_OBJECTIVE_:
Look for "shield" in the listing below. Gather each line that contains it.

** start **

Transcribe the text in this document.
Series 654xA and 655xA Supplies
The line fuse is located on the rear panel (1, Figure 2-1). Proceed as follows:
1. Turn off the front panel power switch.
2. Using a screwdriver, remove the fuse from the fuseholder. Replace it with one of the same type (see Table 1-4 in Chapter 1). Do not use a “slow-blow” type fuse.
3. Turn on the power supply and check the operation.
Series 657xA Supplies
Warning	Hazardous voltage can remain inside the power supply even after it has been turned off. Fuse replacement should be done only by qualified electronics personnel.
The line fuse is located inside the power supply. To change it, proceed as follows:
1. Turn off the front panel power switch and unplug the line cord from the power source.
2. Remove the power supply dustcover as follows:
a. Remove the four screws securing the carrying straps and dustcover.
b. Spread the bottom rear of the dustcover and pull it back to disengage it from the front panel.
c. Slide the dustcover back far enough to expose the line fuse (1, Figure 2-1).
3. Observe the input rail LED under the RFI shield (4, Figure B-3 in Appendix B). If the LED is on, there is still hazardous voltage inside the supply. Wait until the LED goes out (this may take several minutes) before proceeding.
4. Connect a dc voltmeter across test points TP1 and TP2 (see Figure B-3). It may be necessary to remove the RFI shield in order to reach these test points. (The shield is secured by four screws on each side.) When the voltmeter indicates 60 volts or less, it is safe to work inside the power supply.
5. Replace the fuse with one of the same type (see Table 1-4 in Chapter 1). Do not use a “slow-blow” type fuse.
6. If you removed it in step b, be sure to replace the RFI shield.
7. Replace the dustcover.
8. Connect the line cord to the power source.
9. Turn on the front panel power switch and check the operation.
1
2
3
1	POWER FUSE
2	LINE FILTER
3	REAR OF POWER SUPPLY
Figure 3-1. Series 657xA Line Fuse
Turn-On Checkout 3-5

** end **
** start **

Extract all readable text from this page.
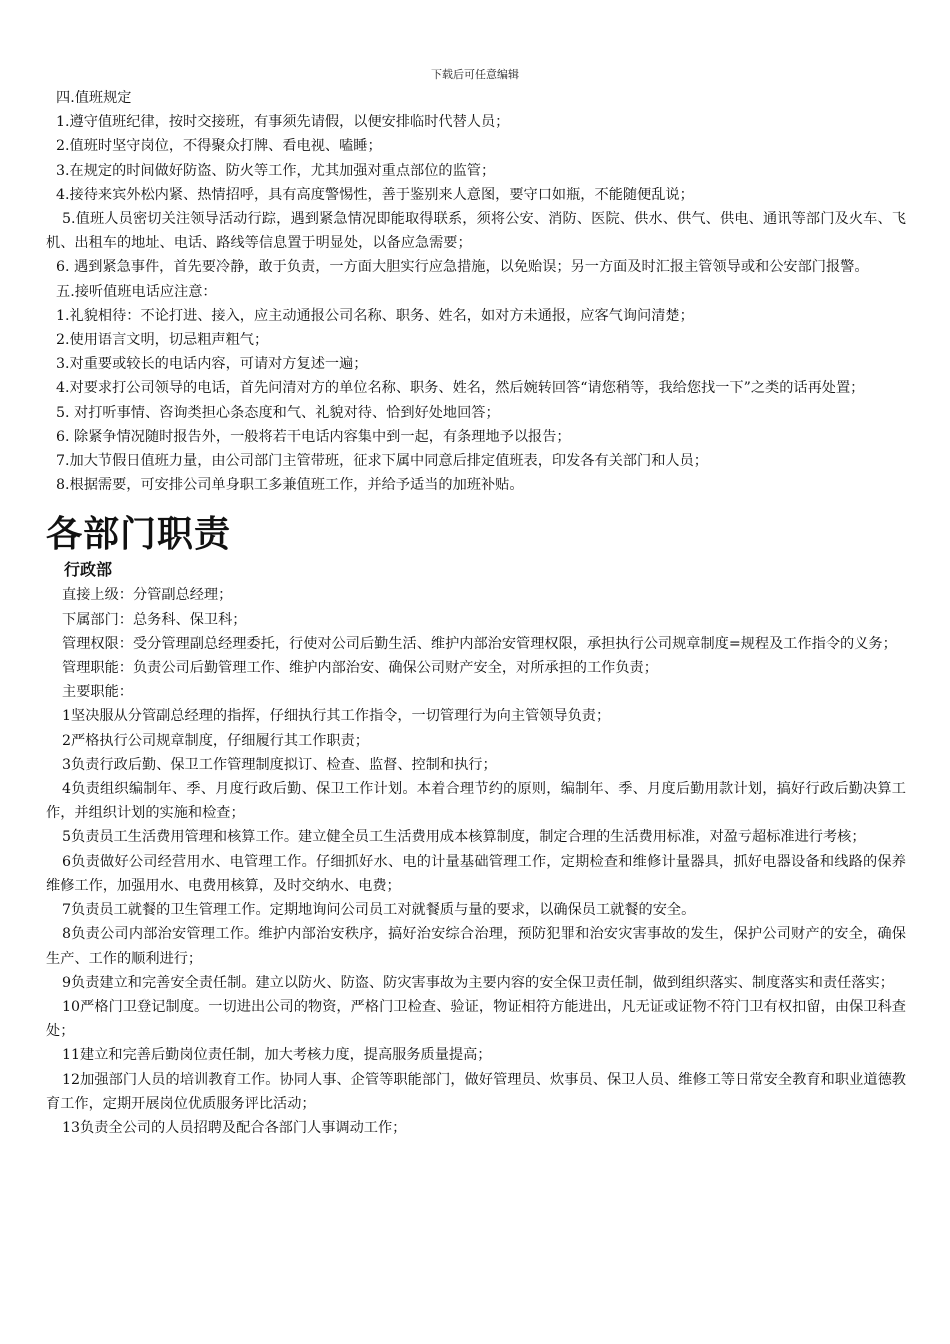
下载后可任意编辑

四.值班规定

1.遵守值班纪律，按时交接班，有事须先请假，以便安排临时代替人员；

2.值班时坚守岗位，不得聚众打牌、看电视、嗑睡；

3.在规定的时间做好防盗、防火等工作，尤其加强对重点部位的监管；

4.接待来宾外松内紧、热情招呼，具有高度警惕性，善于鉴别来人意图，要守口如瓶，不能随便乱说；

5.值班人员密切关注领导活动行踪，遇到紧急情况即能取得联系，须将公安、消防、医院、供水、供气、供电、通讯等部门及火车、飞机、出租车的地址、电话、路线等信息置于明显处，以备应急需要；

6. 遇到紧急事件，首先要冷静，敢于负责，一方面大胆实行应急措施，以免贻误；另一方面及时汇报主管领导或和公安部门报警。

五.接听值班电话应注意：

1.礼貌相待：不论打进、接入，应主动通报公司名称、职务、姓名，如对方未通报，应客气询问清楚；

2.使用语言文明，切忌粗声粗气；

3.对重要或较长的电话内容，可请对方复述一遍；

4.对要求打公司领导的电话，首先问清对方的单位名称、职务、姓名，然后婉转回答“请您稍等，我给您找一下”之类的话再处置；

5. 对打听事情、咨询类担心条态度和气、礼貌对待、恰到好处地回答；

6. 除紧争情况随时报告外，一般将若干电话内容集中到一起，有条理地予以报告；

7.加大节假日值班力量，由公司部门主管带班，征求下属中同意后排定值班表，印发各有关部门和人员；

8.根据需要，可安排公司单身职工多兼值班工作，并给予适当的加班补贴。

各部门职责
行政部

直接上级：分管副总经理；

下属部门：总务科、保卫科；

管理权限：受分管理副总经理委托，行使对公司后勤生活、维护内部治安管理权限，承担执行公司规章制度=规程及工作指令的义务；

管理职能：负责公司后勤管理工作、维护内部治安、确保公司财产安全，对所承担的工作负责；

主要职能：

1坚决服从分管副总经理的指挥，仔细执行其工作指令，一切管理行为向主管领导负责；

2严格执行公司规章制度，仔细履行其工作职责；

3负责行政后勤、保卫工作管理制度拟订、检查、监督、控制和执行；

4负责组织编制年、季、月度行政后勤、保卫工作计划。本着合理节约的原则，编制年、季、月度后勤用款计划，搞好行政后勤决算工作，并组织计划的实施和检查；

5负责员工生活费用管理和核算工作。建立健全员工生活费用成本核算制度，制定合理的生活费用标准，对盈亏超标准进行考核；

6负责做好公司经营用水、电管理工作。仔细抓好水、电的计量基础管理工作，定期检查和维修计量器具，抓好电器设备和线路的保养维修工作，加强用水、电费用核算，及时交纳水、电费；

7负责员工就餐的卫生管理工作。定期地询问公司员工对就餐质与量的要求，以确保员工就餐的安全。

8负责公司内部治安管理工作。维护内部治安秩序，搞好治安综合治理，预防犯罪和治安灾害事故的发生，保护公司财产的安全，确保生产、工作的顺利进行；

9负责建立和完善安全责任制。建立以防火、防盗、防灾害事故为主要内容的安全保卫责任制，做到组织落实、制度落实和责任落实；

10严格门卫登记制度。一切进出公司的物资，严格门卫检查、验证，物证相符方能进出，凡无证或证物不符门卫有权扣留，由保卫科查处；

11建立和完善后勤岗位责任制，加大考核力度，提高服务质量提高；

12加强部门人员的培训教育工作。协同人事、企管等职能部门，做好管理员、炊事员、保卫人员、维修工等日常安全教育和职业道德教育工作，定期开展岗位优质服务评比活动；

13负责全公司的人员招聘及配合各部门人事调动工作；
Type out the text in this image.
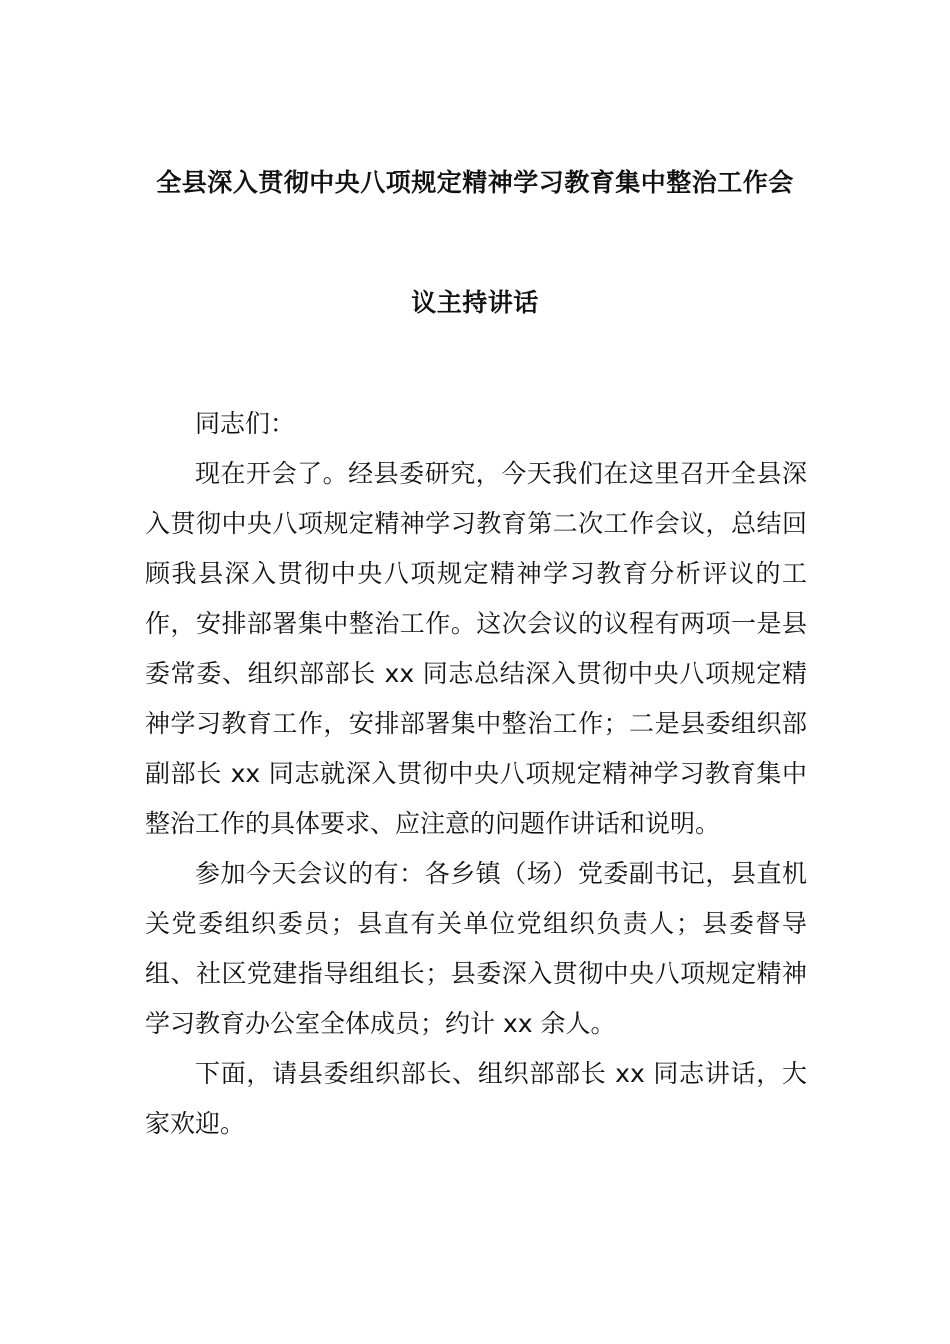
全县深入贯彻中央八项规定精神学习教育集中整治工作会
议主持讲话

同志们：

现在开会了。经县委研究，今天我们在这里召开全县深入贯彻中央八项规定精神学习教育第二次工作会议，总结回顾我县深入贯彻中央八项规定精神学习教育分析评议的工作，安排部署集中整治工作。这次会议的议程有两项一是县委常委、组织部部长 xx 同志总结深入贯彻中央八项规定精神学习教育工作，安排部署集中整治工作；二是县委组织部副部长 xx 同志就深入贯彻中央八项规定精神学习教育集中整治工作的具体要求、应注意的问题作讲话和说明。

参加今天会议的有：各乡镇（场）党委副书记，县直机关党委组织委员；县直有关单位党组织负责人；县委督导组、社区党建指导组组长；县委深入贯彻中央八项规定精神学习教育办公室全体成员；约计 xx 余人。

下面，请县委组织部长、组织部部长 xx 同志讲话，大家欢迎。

** end **

_OUTPUT OF THE EXERCISE_:
3. Observe the input rail LED under the RFI shield (4, Figure B-3 in Appendix B). If the LED is on, there is still hazardous voltage inside the supply. Wait until the LED goes out (this may take several minutes) before proceeding.
4. Connect a dc voltmeter across test points TP1 and TP2 (see Figure B-3). It may be necessary to remove the RFI shield in order to reach these test points. (The shield is secured by four screws on each side.) When the voltmeter indicates 60 volts or less, it is safe to work inside the power supply.
6. If you removed it in step b, be sure to replace the RFI shield.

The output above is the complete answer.